Job 1 >>
Transcribe the records from their first line through the line holding "y-axis-label: Absence rate", inclusive, and leave the pictures out.

Excerpted text >>
[LU-9788] upgrading ldiskfs on-disk format from 2.4.3 lustre version to 2.8.0 Created: 20/Jul/17  Updated: 10/Mar/18  Resolved: 10/Mar/18

Status: Resolved
Project: Lustre
Component/s: None
Affects Version/s: None
Fix Version/s: None

Type: Question/Request Priority: Major
Reporter: James A Simmons Assignee: Andreas Dilger
Resolution: Done Votes: 0
Labels: None

Issue Links:
Related
is related to LU-7410 After downgrade from 2.8 to 2.5.5, hi... Resolved
is related to LU-8605 Downgrading from 2.8 to 2.5: fsck_nam... Resolved
Rank (Obsolete): 9223372036854775807

 Description   

ORNL's main production file system was formatted during the 2.4.3 lustre time frame. Since then we have move to 2.5 and now to lustre 2.8.0 without updating the ldiskfs on line format. This ticket is a request into what has changed and the impact of the changes. Lastly we need to ensure the upgrade it correct when done.



 Comments   
Comment by Peter Jones [ 20/Jul/17 ]

Andreas

Could you please advise?

Thanks

Peter

Comment by Andreas Dilger [ 20/Jul/17 ]

We work hard to maintain upgrade and downgrade compatibility between Lustre releases for the on-disk format. New features that affect the on-disk format in a manner that prevents a downgrade to the previous Lustre version will typically require explicit action from the administrator to enable before it is used, to allow the system to be upgraded without affecting the disk format, and only enabling the new feature once the new Lustre release is known to be stable in your environment.

Job 2 >>
Restate word for word the part of the Lustre ticket between "ORNL's main production" and "correct when done.", inclusive.

Input data >>
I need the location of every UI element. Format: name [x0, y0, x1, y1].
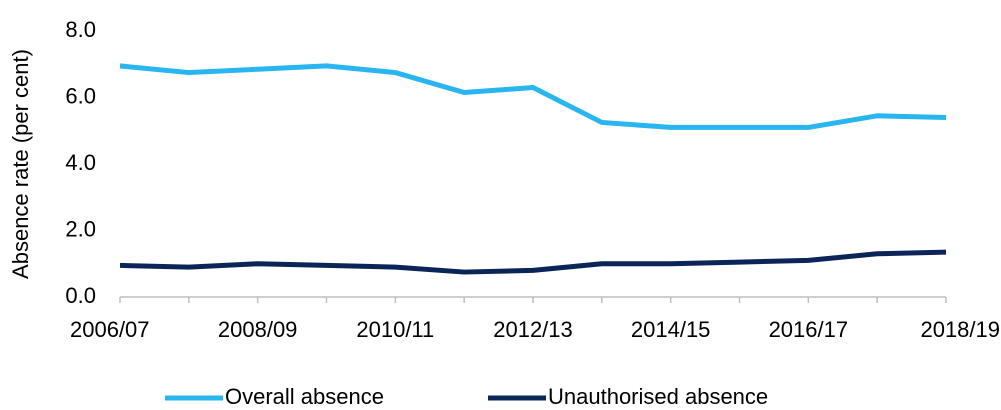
x-tick-label: 2018/19	[920, 317, 1000, 342]
y-tick-label: 2.0	[65, 216, 96, 241]
x-tick-label: 2014/15	[631, 317, 711, 342]
x-tick-label: 2010/11	[356, 317, 434, 342]
y-axis-label: Absence rate (per cent)	[8, 49, 33, 279]
legend-label: Overall absence	[225, 384, 384, 409]
x-tick-label: 2012/13	[493, 317, 573, 342]
x-tick-label: 2006/07	[70, 317, 150, 342]
x-tick-label: 2016/17	[769, 317, 849, 342]
y-tick-label: 8.0	[65, 17, 96, 42]
series-line	[119, 63, 947, 130]
y-tick-label: 6.0	[65, 83, 96, 108]
legend-label: Unauthorised absence	[548, 384, 768, 409]
x-tick-label: 2008/09	[218, 317, 298, 342]
series-line	[119, 249, 947, 275]
y-tick-label: 0.0	[65, 283, 96, 308]
y-tick-label: 4.0	[65, 150, 96, 175]
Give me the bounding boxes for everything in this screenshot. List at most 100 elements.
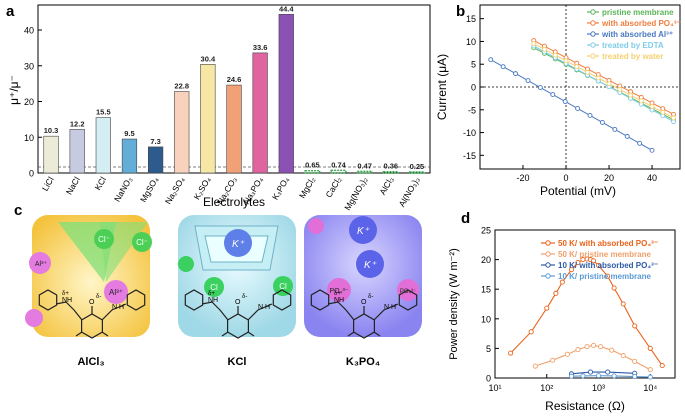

Written response 1 >>
I need the location of every UI element. Format: name [x0, y0, x1, y1].
x-tick-label: 2018/19	[920, 317, 1000, 342]
y-tick-label: 2.0	[65, 216, 96, 241]
x-tick-label: 2014/15	[631, 317, 711, 342]
x-tick-label: 2010/11	[356, 317, 434, 342]
y-axis-label: Absence rate (per cent)	[8, 49, 33, 279]

Written response 2 >>
ORNL's main production file system was formatted during the 2.4.3 lustre time frame. Since then we have move to 2.5 and now to lustre 2.8.0 without updating the ldiskfs on line format. This ticket is a request into what has changed and the impact of the changes. Lastly we need to ensure the upgrade it correct when done.